Task statement —
Among the lines of this listing, determine how many contain the string "image". Answer with the number only.

Data supplied —

::::::::::

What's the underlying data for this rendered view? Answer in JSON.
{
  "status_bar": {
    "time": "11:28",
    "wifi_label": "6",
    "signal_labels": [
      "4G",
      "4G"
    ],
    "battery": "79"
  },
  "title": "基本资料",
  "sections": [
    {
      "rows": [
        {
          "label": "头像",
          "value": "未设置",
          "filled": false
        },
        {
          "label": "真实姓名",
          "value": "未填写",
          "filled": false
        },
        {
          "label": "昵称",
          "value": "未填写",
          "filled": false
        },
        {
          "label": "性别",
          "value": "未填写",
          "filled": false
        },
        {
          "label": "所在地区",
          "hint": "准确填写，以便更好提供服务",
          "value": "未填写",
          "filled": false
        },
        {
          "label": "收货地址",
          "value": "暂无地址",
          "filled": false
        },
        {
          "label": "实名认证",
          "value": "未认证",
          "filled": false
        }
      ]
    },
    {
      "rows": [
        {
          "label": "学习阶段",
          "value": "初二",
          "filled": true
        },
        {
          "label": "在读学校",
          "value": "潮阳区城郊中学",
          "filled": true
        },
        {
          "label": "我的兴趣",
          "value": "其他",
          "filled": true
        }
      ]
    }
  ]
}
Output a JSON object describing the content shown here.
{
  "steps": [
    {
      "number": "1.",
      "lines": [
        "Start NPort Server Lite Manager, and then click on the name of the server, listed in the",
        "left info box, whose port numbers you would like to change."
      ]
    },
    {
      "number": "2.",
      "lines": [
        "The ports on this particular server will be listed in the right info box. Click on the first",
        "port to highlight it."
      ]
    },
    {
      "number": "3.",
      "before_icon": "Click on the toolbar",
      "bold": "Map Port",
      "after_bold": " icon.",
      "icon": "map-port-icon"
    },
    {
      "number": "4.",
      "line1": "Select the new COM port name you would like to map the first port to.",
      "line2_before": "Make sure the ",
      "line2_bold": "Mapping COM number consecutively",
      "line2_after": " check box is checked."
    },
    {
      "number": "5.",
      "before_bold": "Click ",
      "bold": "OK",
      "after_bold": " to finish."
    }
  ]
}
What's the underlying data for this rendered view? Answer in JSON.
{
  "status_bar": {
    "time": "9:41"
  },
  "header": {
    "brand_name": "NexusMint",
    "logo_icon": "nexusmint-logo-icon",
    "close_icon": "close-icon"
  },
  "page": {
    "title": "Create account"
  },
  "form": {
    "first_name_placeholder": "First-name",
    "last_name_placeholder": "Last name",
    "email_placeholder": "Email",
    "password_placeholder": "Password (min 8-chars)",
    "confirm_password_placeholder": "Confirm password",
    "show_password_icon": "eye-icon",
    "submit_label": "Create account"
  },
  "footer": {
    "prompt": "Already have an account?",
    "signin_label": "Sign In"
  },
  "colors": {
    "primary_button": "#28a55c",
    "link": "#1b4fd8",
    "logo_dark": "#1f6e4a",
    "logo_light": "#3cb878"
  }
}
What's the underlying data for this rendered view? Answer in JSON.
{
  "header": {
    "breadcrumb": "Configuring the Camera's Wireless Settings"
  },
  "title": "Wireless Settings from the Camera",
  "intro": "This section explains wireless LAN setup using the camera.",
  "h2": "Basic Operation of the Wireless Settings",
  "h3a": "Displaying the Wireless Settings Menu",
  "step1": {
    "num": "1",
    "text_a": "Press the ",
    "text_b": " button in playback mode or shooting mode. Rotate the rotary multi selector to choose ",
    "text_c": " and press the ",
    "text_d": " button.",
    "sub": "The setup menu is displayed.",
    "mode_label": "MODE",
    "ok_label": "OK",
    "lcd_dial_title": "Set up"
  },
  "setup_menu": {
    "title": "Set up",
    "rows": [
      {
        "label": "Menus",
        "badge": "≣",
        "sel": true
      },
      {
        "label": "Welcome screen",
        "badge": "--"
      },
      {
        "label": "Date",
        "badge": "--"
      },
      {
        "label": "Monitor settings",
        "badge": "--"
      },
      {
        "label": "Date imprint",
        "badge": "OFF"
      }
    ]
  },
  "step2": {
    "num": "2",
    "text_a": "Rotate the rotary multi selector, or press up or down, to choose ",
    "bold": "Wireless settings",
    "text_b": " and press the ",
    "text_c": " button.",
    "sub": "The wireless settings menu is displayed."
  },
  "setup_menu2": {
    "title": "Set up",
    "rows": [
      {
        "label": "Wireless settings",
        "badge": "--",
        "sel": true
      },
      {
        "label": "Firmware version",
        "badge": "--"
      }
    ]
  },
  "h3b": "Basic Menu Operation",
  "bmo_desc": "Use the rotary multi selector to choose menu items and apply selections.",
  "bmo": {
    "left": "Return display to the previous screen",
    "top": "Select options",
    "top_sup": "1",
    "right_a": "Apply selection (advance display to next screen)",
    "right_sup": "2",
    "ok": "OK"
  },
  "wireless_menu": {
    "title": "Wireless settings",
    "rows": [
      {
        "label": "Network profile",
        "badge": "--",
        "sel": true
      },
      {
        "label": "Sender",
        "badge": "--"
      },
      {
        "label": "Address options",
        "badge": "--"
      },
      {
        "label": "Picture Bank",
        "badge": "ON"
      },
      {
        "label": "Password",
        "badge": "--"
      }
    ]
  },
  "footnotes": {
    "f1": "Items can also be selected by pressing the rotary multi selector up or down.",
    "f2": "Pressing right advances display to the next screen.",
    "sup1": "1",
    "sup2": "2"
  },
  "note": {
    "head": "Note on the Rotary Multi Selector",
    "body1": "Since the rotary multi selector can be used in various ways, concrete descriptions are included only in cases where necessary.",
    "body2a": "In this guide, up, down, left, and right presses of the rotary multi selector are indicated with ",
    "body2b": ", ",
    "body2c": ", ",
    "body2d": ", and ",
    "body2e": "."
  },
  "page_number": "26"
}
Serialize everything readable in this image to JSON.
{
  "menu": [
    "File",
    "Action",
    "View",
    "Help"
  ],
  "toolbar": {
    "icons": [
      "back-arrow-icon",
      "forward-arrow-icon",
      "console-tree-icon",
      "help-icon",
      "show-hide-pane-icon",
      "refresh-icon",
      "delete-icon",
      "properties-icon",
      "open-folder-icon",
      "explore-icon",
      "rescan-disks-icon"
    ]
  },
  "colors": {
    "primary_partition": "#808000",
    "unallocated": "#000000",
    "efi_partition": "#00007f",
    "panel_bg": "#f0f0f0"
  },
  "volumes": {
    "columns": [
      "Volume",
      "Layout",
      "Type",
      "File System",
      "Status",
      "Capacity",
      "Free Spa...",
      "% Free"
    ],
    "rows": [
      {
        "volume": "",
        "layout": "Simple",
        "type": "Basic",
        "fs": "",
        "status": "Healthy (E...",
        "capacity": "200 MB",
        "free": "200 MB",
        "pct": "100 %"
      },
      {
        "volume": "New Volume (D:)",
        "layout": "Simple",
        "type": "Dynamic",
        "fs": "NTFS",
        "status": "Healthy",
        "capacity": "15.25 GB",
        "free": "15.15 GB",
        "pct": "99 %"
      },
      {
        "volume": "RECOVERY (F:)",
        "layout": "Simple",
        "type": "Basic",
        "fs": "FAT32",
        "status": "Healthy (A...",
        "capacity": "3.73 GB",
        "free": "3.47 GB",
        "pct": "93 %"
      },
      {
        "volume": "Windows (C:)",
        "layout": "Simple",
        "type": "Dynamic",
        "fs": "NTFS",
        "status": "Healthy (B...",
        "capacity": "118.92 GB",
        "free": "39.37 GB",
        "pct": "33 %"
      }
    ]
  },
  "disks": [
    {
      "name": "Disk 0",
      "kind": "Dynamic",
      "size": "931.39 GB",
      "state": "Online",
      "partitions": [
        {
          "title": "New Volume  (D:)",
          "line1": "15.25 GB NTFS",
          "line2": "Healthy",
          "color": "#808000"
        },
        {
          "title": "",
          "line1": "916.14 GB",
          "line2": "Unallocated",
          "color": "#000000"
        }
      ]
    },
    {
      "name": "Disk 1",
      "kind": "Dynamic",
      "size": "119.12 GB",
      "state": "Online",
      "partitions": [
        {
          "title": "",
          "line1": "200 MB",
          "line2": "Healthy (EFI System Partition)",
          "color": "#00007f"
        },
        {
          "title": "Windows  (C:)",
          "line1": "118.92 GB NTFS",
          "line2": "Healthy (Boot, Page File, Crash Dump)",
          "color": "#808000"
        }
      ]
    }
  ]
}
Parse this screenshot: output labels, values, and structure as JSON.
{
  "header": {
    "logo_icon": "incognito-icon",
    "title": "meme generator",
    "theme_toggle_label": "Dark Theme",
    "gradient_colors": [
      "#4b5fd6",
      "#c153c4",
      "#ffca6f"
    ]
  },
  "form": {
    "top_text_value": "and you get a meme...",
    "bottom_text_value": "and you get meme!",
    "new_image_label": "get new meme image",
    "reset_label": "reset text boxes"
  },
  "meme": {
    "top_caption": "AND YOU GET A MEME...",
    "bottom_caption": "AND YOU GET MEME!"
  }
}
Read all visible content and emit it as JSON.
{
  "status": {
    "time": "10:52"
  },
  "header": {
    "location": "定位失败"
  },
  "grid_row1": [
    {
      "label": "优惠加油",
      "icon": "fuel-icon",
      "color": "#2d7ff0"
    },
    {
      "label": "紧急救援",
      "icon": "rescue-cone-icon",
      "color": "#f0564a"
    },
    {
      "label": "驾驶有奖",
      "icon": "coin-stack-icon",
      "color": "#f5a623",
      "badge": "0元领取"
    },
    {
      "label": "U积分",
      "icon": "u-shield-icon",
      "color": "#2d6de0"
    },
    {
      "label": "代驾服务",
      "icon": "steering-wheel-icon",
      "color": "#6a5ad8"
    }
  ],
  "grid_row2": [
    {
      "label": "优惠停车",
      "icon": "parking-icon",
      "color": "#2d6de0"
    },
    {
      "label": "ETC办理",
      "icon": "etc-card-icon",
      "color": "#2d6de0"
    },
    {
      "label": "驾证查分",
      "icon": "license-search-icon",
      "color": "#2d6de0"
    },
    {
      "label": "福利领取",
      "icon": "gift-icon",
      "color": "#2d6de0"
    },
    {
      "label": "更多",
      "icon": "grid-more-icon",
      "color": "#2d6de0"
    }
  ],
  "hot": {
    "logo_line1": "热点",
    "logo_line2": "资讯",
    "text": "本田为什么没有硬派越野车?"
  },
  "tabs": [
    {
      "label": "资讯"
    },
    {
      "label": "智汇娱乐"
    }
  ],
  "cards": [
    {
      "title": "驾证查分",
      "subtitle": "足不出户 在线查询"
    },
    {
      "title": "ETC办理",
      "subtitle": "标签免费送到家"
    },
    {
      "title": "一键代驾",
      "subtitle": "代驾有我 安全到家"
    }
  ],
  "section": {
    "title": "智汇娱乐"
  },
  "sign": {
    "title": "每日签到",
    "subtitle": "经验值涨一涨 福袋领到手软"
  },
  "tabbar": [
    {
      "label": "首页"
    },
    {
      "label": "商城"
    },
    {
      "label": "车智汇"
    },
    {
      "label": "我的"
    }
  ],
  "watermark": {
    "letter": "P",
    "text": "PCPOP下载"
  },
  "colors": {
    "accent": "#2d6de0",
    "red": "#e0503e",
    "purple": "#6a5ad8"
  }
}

::::::::::

Expected answer —
2